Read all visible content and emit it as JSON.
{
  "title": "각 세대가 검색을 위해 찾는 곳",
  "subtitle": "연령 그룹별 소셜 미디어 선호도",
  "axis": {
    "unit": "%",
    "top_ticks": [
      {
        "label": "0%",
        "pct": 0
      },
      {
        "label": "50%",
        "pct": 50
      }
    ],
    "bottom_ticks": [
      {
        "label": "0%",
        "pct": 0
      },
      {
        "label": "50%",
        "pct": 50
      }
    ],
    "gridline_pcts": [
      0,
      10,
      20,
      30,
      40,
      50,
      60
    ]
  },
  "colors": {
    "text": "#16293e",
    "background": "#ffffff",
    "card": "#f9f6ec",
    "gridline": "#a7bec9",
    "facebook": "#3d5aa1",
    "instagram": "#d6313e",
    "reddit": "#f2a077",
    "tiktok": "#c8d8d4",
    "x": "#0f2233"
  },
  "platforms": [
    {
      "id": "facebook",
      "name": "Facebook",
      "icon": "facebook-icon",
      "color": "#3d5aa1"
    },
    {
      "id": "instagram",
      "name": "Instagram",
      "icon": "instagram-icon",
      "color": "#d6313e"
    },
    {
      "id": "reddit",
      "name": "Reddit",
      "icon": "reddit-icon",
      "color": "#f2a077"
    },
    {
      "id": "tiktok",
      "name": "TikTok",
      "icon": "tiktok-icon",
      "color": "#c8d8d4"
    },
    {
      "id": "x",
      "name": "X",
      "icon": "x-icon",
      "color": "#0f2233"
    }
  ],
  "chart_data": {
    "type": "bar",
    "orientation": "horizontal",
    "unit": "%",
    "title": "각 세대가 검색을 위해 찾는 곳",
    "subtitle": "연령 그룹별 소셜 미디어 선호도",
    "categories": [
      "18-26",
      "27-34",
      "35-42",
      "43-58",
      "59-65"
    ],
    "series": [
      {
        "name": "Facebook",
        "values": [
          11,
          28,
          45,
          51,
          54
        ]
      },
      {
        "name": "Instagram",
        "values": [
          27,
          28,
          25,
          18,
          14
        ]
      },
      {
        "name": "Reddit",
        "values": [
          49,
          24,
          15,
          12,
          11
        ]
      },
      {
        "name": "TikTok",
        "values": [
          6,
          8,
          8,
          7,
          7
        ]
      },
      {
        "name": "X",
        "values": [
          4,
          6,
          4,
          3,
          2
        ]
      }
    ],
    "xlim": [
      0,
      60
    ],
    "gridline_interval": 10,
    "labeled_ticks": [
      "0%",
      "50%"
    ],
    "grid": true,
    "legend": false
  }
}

**PROBLEM STATEMENT**
Print the entries exactly. Include every one.

**EXERCISE RESPONSE**
Read all visible content and emit it as JSON.
{
  "title": "각 세대가 검색을 위해 찾는 곳",
  "subtitle": "연령 그룹별 소셜 미디어 선호도",
  "axis": {
    "unit": "%",
    "top_ticks": [
      {
        "label": "0%",
        "pct": 0
      },
      {
        "label": "50%",
        "pct": 50
      }
    ],
    "bottom_ticks": [
      {
        "label": "0%",
        "pct": 0
      },
      {
        "label": "50%",
        "pct": 50
      }
    ],
    "gridline_pcts": [
      0,
      10,
      20,
      30,
      40,
      50,
      60
    ]
  },
  "colors": {
    "text": "#16293e",
    "background": "#ffffff",
    "card": "#f9f6ec",
    "gridline": "#a7bec9",
    "facebook": "#3d5aa1",
    "instagram": "#d6313e",
    "reddit": "#f2a077",
    "tiktok": "#c8d8d4",
    "x": "#0f2233"
  },
  "platforms": [
    {
      "id": "facebook",
      "name": "Facebook",
      "icon": "facebook-icon",
      "color": "#3d5aa1"
    },
    {
      "id": "instagram",
      "name": "Instagram",
      "icon": "instagram-icon",
      "color": "#d6313e"
    },
    {
      "id": "reddit",
      "name": "Reddit",
      "icon": "reddit-icon",
      "color": "#f2a077"
    },
    {
      "id": "tiktok",
      "name": "TikTok",
      "icon": "tiktok-icon",
      "color": "#c8d8d4"
    },
    {
      "id": "x",
      "name": "X",
      "icon": "x-icon",
      "color": "#0f2233"
    }
  ],
  "chart_data": {
    "type": "bar",
    "orientation": "horizontal",
    "unit": "%",
    "title": "각 세대가 검색을 위해 찾는 곳",
    "subtitle": "연령 그룹별 소셜 미디어 선호도",
    "categories": [
      "18-26",
      "27-34",
      "35-42",
      "43-58",
      "59-65"
    ],
    "series": [
      {
        "name": "Facebook",
        "values": [
          11,
          28,
          45,
          51,
          54
        ]
      },
      {
        "name": "Instagram",
        "values": [
          27,
          28,
          25,
          18,
          14
        ]
      },
      {
        "name": "Reddit",
        "values": [
          49,
          24,
          15,
          12,
          11
        ]
      },
      {
        "name": "TikTok",
        "values": [
          6,
          8,
          8,
          7,
          7
        ]
      },
      {
        "name": "X",
        "values": [
          4,
          6,
          4,
          3,
          2
        ]
      }
    ],
    "xlim": [
      0,
      60
    ],
    "gridline_interval": 10,
    "labeled_ticks": [
      "0%",
      "50%"
    ],
    "grid": true,
    "legend": false
  }
}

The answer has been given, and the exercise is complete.